Classic Whitney: Live from Washington, D.C.
- Venue: DAR Constitution Hall in Washington, D.C., U.S.
- Date(s): October 3, 1997 October 5, 1997
- Supporting acts: Cissy Houston BeBe Winans Monica Shirley Caesar
- Attendance: over 2,500

= Classic Whitney: Live from Washington, D.C. =

1997 live concerts by Whitney Houston

Classic Whitney: Live from Washington, D.C., were live concerts by Whitney Houston.

The concerts were held at historic DAR Constitution Hall in Washington D.C., on October 3 and 5, 1997. The second-night concert was broadcast live via HBO, which was her third HBO special after Welcome Home Heroes with Whitney Houston in March 1991 and Whitney: The Concert for a New South Africa in November 1994. The first-night concert was broadcast on HBO in late October 1997.

Houston said her one-woman show was especially significant because it was occurring during the 100th anniversary of opera singer Marian Anderson's birthday. Houston dedicated her performance to Anderson's memory and her historic attempt to perform in 1939 at Constitution Hall, where she was banned by the Daughters of the American Revolution (DAR).

==Critical reception==
In his book Tinderbox, James Andrew Miller's wrote that the special was viewed as a debacle by HBO.

RECORDS SHOWN —

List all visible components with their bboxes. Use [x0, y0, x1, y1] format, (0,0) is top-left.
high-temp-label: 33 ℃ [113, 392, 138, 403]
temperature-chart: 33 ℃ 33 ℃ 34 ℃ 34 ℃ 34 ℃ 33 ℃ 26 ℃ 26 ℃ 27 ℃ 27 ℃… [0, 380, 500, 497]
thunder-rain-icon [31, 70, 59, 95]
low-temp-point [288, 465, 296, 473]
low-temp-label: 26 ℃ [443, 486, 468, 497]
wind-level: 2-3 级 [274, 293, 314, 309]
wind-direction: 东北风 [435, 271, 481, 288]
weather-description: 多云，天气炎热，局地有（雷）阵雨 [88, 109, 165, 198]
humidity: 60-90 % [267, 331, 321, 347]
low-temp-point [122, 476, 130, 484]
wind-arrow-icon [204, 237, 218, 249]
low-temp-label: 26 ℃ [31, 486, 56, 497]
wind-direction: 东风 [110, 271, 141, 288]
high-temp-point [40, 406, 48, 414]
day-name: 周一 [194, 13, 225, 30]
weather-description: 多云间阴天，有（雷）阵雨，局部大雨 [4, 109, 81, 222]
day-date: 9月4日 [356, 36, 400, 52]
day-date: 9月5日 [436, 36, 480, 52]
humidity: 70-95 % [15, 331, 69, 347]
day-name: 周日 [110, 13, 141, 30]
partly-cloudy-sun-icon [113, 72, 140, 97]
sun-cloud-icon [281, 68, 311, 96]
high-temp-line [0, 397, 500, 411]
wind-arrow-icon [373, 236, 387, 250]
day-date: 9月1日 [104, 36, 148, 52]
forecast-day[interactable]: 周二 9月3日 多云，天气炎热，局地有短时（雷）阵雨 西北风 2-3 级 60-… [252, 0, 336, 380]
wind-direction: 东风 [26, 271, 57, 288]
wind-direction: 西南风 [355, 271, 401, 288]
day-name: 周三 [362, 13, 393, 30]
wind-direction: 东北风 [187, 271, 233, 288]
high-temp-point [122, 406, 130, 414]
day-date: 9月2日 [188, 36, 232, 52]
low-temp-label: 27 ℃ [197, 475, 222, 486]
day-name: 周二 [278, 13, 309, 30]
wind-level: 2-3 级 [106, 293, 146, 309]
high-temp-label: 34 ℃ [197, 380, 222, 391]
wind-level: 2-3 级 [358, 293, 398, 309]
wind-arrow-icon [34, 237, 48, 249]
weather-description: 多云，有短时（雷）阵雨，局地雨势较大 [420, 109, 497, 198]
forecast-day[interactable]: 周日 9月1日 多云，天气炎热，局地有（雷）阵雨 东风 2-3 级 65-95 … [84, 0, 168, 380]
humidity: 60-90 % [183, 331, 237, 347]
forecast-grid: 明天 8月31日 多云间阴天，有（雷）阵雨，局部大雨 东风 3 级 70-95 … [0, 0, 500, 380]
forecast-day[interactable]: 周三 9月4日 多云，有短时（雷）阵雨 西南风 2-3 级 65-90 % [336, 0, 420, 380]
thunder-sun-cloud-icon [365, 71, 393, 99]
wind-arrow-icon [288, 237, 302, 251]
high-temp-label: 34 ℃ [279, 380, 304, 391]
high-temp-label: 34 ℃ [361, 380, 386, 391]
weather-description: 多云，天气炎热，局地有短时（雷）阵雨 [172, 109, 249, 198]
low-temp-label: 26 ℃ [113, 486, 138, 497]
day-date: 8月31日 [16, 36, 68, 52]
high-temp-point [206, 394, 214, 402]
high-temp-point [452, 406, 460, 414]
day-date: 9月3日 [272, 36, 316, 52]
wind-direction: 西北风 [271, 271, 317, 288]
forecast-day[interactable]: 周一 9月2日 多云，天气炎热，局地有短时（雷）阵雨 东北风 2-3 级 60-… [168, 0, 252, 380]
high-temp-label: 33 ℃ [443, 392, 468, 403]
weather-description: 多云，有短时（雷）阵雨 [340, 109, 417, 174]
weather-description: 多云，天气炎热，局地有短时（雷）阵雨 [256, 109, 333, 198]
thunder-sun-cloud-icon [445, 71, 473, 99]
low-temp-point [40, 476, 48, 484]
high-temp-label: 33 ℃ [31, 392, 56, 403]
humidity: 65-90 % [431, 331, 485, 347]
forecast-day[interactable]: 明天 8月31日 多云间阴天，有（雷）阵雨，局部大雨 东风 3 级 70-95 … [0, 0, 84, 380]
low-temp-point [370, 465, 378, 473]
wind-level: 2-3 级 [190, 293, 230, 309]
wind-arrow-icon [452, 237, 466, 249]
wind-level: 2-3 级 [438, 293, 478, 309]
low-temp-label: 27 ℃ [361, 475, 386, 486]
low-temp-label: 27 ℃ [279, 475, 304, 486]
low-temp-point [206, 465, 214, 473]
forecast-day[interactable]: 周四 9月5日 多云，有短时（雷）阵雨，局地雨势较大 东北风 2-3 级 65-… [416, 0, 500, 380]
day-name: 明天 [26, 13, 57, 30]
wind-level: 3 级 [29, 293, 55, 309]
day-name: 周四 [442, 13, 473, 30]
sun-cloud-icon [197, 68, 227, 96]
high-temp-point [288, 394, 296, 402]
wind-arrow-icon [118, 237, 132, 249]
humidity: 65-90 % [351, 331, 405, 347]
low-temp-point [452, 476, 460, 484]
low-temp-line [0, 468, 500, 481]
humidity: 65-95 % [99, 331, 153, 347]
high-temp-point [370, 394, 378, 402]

WRITTEN INSTRUCTION 1 —
Answer these from the concert article:
(a) On which two dates in 1997 were the concerts held?
(b) Which night's concert was broadcast live via HBO?
(c) Who banned Marian Anderson from performing at Constitution Hall in 1939?
WRITTEN INSTRUCTION 2 — Using the concert article, explain why Houston considered her one-woman show especially significant.
WRITTEN INSTRUCTION 3 — Repeat the concert article word for word between "- Date(s): October" and "late October 1997.", inclusive.
The entries bear no relation to the concert article.

CORRECT OUTPUT 1 —
(a) October 3 and October 5, 1997.
(b) The second night's concert.
(c) The Daughters of the American Revolution (DAR).

CORRECT OUTPUT 2 — It took place during the 100th anniversary of opera singer Marian Anderson's birthday. Houston dedicated the performance to Anderson's memory and to her historic attempt to perform at Constitution Hall in 1939.

CORRECT OUTPUT 3 —
- Date(s): October 3, 1997 October 5, 1997
- Supporting acts: Cissy Houston BeBe Winans Monica Shirley Caesar
- Attendance: over 2,500

= Classic Whitney: Live from Washington, D.C. =

1997 live concerts by Whitney Houston

Classic Whitney: Live from Washington, D.C., were live concerts by Whitney Houston.

The concerts were held at historic DAR Constitution Hall in Washington D.C., on October 3 and 5, 1997. The second-night concert was broadcast live via HBO, which was her third HBO special after Welcome Home Heroes with Whitney Houston in March 1991 and Whitney: The Concert for a New South Africa in November 1994. The first-night concert was broadcast on HBO in late October 1997.